**Problem details**
From the listing below, extract every line in which the word "QuestMobile" appears.

**Information given**
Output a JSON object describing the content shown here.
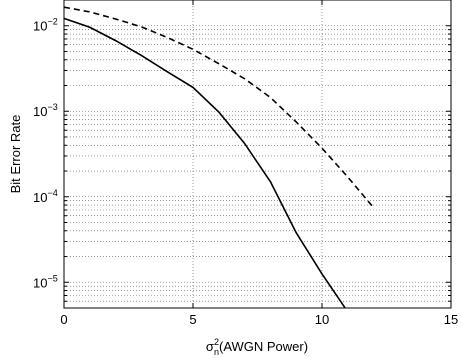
{
  "chart_data": {
    "type": "line",
    "title": "",
    "xlabel_parts": {
      "base": "σ",
      "sup": "2",
      "sub": "n",
      "rest": "(AWGN Power)"
    },
    "ylabel": "Bit Error Rate",
    "xlim": [
      0,
      15
    ],
    "ylim": [
      5e-06,
      0.02
    ],
    "yscale": "log",
    "x_ticks": [
      0,
      5,
      10,
      15
    ],
    "y_ticks": [
      {
        "value": 1e-05,
        "base": "10",
        "exp": "−5"
      },
      {
        "value": 0.0001,
        "base": "10",
        "exp": "−4"
      },
      {
        "value": 0.001,
        "base": "10",
        "exp": "−3"
      },
      {
        "value": 0.01,
        "base": "10",
        "exp": "−2"
      }
    ],
    "grid": true,
    "series": [
      {
        "style": "solid",
        "color": "#000000",
        "x": [
          0,
          1,
          2,
          3,
          4,
          5,
          6,
          7,
          8,
          9,
          10,
          11
        ],
        "y": [
          0.0122,
          0.0096,
          0.0067,
          0.0045,
          0.0029,
          0.0019,
          0.00098,
          0.00042,
          0.00015,
          3.8e-05,
          1.25e-05,
          4.5e-06
        ]
      },
      {
        "style": "dashed",
        "color": "#000000",
        "x": [
          0,
          1,
          2,
          3,
          4,
          5,
          6,
          7,
          8,
          9,
          10,
          11,
          12
        ],
        "y": [
          0.0165,
          0.0145,
          0.012,
          0.0097,
          0.0073,
          0.0053,
          0.0036,
          0.0024,
          0.00145,
          0.00075,
          0.00037,
          0.00017,
          7.45e-05
        ]
      }
    ]
  }
}
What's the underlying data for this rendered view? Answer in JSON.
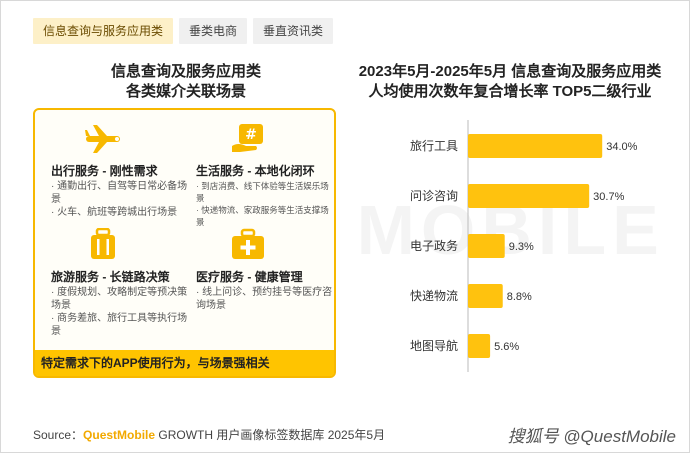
{
  "tabs": [
    {
      "label": "信息查询与服务应用类"
    },
    {
      "label": "垂类电商"
    },
    {
      "label": "垂直资讯类"
    }
  ],
  "left_panel": {
    "title_line1": "信息查询及服务应用类",
    "title_line2": "各类媒介关联场景",
    "cells": [
      {
        "title": "出行服务 - 刚性需求",
        "icon": "airplane-icon",
        "points": [
          "· 通勤出行、自驾等日常必备场景",
          "· 火车、航班等跨城出行场景"
        ],
        "small": false
      },
      {
        "title": "生活服务 - 本地化闭环",
        "icon": "hand-hash-icon",
        "points": [
          "· 到店消费、线下体验等生活娱乐场景",
          "· 快递物流、家政服务等生活支撑场景"
        ],
        "small": true
      },
      {
        "title": "旅游服务 - 长链路决策",
        "icon": "luggage-icon",
        "points": [
          "· 度假规划、攻略制定等预决策场景",
          "· 商务差旅、旅行工具等执行场景"
        ],
        "small": false
      },
      {
        "title": "医疗服务 - 健康管理",
        "icon": "medical-kit-icon",
        "points": [
          "· 线上问诊、预约挂号等医疗咨询场景"
        ],
        "small": false
      }
    ],
    "footer": "特定需求下的APP使用行为，与场景强相关"
  },
  "chart_data": {
    "type": "bar",
    "orientation": "horizontal",
    "title_line1": "2023年5月-2025年5月 信息查询及服务应用类",
    "title_line2": "人均使用次数年复合增长率 TOP5二级行业",
    "categories": [
      "旅行工具",
      "问诊咨询",
      "电子政务",
      "快递物流",
      "地图导航"
    ],
    "values": [
      34.0,
      30.7,
      9.3,
      8.8,
      5.6
    ],
    "value_labels": [
      "34.0%",
      "30.7%",
      "9.3%",
      "8.8%",
      "5.6%"
    ],
    "unit": "%",
    "xlim": [
      0,
      38
    ],
    "grid": false,
    "bar_color": "#ffc20e"
  },
  "footer": {
    "source_prefix": "Source：",
    "source_brand": "QuestMobile",
    "source_rest": " GROWTH 用户画像标签数据库 2025年5月",
    "credit": "搜狐号 @QuestMobile"
  },
  "watermark": "QUEST MOBILE"
}
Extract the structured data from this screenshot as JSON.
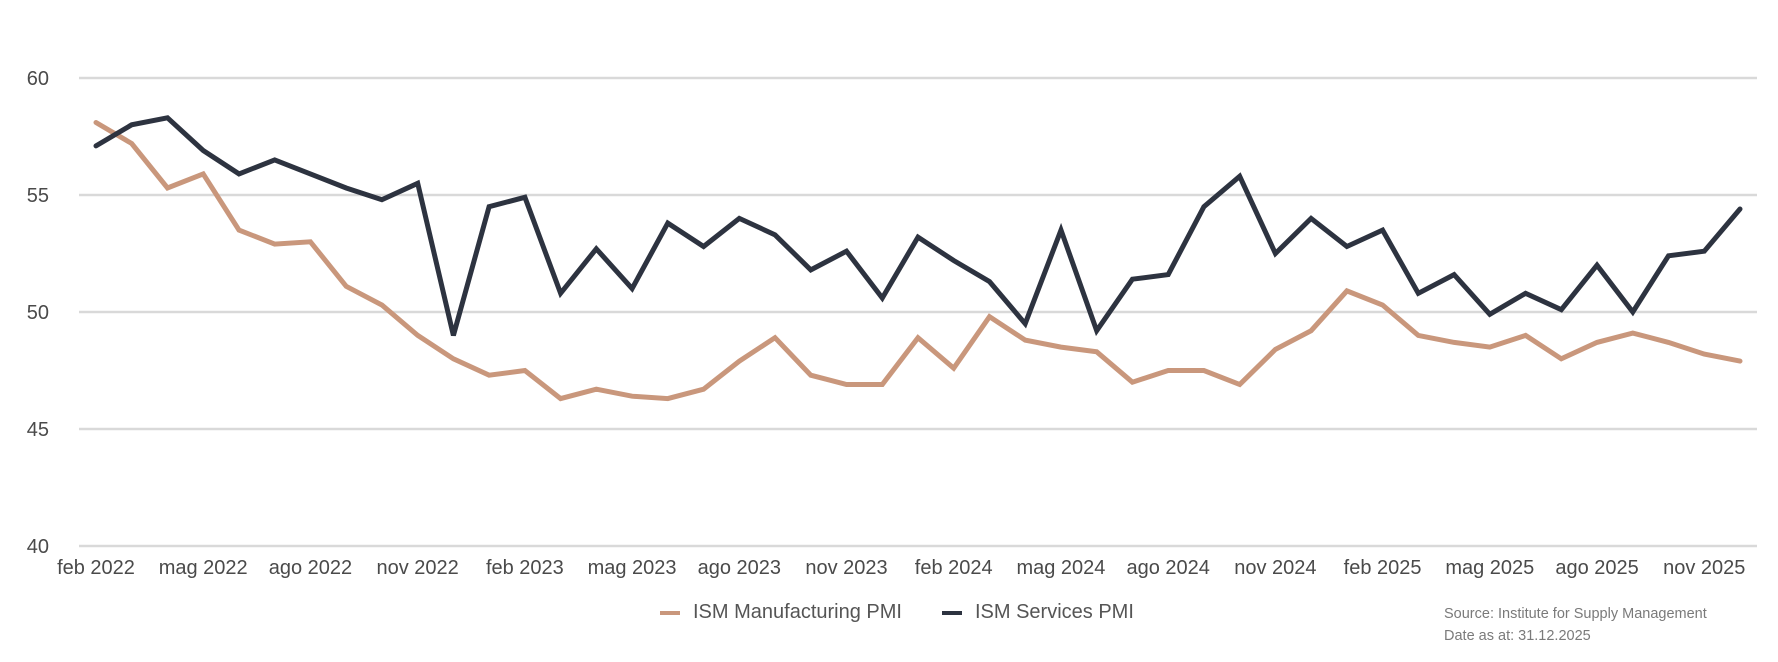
{
  "chart_data": {
    "type": "line",
    "title": "",
    "xlabel": "",
    "ylabel": "",
    "ylim": [
      40,
      60
    ],
    "yticks": [
      40,
      45,
      50,
      55,
      60
    ],
    "grid": "horizontal",
    "legend_position": "bottom-center",
    "x": [
      "feb 2022",
      "mar 2022",
      "apr 2022",
      "mag 2022",
      "giu 2022",
      "lug 2022",
      "ago 2022",
      "set 2022",
      "ott 2022",
      "nov 2022",
      "dic 2022",
      "gen 2023",
      "feb 2023",
      "mar 2023",
      "apr 2023",
      "mag 2023",
      "giu 2023",
      "lug 2023",
      "ago 2023",
      "set 2023",
      "ott 2023",
      "nov 2023",
      "dic 2023",
      "gen 2024",
      "feb 2024",
      "mar 2024",
      "apr 2024",
      "mag 2024",
      "giu 2024",
      "lug 2024",
      "ago 2024",
      "set 2024",
      "ott 2024",
      "nov 2024",
      "dic 2024",
      "gen 2025",
      "feb 2025",
      "mar 2025",
      "apr 2025",
      "mag 2025",
      "giu 2025",
      "lug 2025",
      "ago 2025",
      "set 2025",
      "ott 2025",
      "nov 2025",
      "dic 2025"
    ],
    "xtick_labels": [
      {
        "index": 0,
        "label": "feb 2022"
      },
      {
        "index": 3,
        "label": "mag 2022"
      },
      {
        "index": 6,
        "label": "ago 2022"
      },
      {
        "index": 9,
        "label": "nov 2022"
      },
      {
        "index": 12,
        "label": "feb 2023"
      },
      {
        "index": 15,
        "label": "mag 2023"
      },
      {
        "index": 18,
        "label": "ago 2023"
      },
      {
        "index": 21,
        "label": "nov 2023"
      },
      {
        "index": 24,
        "label": "feb 2024"
      },
      {
        "index": 27,
        "label": "mag 2024"
      },
      {
        "index": 30,
        "label": "ago 2024"
      },
      {
        "index": 33,
        "label": "nov 2024"
      },
      {
        "index": 36,
        "label": "feb 2025"
      },
      {
        "index": 39,
        "label": "mag 2025"
      },
      {
        "index": 42,
        "label": "ago 2025"
      },
      {
        "index": 45,
        "label": "nov 2025"
      }
    ],
    "series": [
      {
        "name": "ISM Manufacturing PMI",
        "color": "#c9977c",
        "values": [
          58.1,
          57.2,
          55.3,
          55.9,
          53.5,
          52.9,
          53.0,
          51.1,
          50.3,
          49.0,
          48.0,
          47.3,
          47.5,
          46.3,
          46.7,
          46.4,
          46.3,
          46.7,
          47.9,
          48.9,
          47.3,
          46.9,
          46.9,
          48.9,
          47.6,
          49.8,
          48.8,
          48.5,
          48.3,
          47.0,
          47.5,
          47.5,
          46.9,
          48.4,
          49.2,
          50.9,
          50.3,
          49.0,
          48.7,
          48.5,
          49.0,
          48.0,
          48.7,
          49.1,
          48.7,
          48.2,
          47.9
        ]
      },
      {
        "name": "ISM Services PMI",
        "color": "#2d3340",
        "values": [
          57.1,
          58.0,
          58.3,
          56.9,
          55.9,
          56.5,
          55.9,
          55.3,
          54.8,
          55.5,
          49.0,
          54.5,
          54.9,
          50.8,
          52.7,
          51.0,
          53.8,
          52.8,
          54.0,
          53.3,
          51.8,
          52.6,
          50.6,
          53.2,
          52.2,
          51.3,
          49.5,
          53.5,
          49.2,
          51.4,
          51.6,
          54.5,
          55.8,
          52.5,
          54.0,
          52.8,
          53.5,
          50.8,
          51.6,
          49.9,
          50.8,
          50.1,
          52.0,
          50.0,
          52.4,
          52.6,
          54.4
        ]
      }
    ],
    "gridline_color": "#d9d9d9"
  },
  "legend": {
    "items": [
      {
        "label": "ISM Manufacturing PMI",
        "color": "#c9977c"
      },
      {
        "label": "ISM Services PMI",
        "color": "#2d3340"
      }
    ]
  },
  "source": {
    "line1": "Source: Institute for Supply Management",
    "line2": "Date as at: 31.12.2025"
  }
}
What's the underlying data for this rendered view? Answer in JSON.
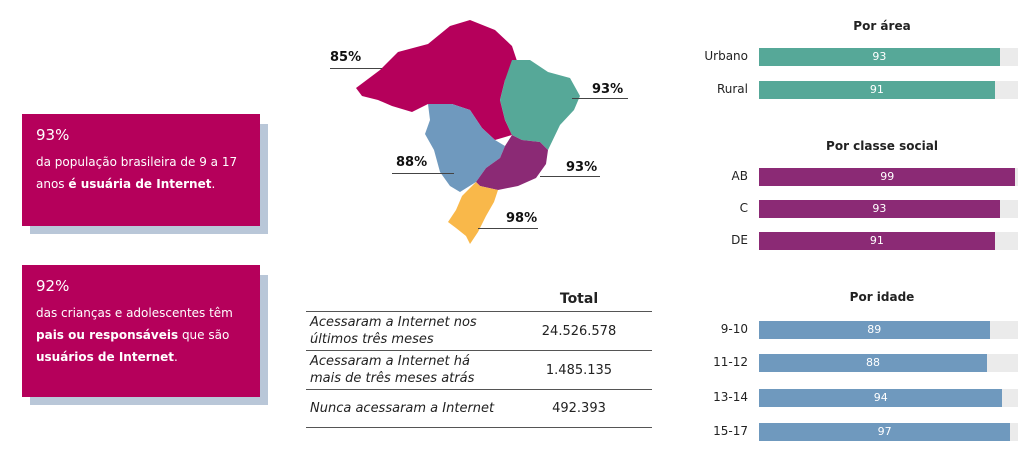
{
  "cards": [
    {
      "pct": "93%",
      "text_plain_1": "da população brasileira de 9 a 17 anos ",
      "text_bold_1": "é usuária de Internet",
      "text_plain_2": ".",
      "text_bold_2": "",
      "text_plain_3": ""
    },
    {
      "pct": "92%",
      "text_plain_1": "das crianças e adolescentes têm ",
      "text_bold_1": "pais ou responsáveis",
      "text_plain_2": " que são ",
      "text_bold_2": "usuários de Internet",
      "text_plain_3": "."
    }
  ],
  "map": {
    "regions": [
      {
        "name": "Norte",
        "pct": "85%",
        "color": "#b5005b"
      },
      {
        "name": "Nordeste",
        "pct": "93%",
        "color": "#56a898"
      },
      {
        "name": "Centro-Oeste",
        "pct": "88%",
        "color": "#6f99be"
      },
      {
        "name": "Sudeste",
        "pct": "93%",
        "color": "#8b2a75"
      },
      {
        "name": "Sul",
        "pct": "98%",
        "color": "#f9b84a"
      }
    ]
  },
  "table": {
    "header": "Total",
    "rows": [
      {
        "label": "Acessaram a Internet nos últimos três meses",
        "value": "24.526.578"
      },
      {
        "label": "Acessaram a Internet há mais de três meses atrás",
        "value": "1.485.135"
      },
      {
        "label": "Nunca acessaram a Internet",
        "value": "492.393"
      }
    ]
  },
  "chart_data": [
    {
      "type": "bar",
      "title": "Por área",
      "categories": [
        "Urbano",
        "Rural"
      ],
      "values": [
        93,
        91
      ],
      "color": "#56a898",
      "xlim": [
        0,
        100
      ]
    },
    {
      "type": "bar",
      "title": "Por classe social",
      "categories": [
        "AB",
        "C",
        "DE"
      ],
      "values": [
        99,
        93,
        91
      ],
      "color": "#8b2a75",
      "xlim": [
        0,
        100
      ]
    },
    {
      "type": "bar",
      "title": "Por idade",
      "categories": [
        "9-10",
        "11-12",
        "13-14",
        "15-17"
      ],
      "values": [
        89,
        88,
        94,
        97
      ],
      "color": "#6f99be",
      "xlim": [
        0,
        100
      ]
    }
  ]
}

**Correct response**
    "source_brand": "QuestMobile",
    "credit": "搜狐号 @QuestMobile"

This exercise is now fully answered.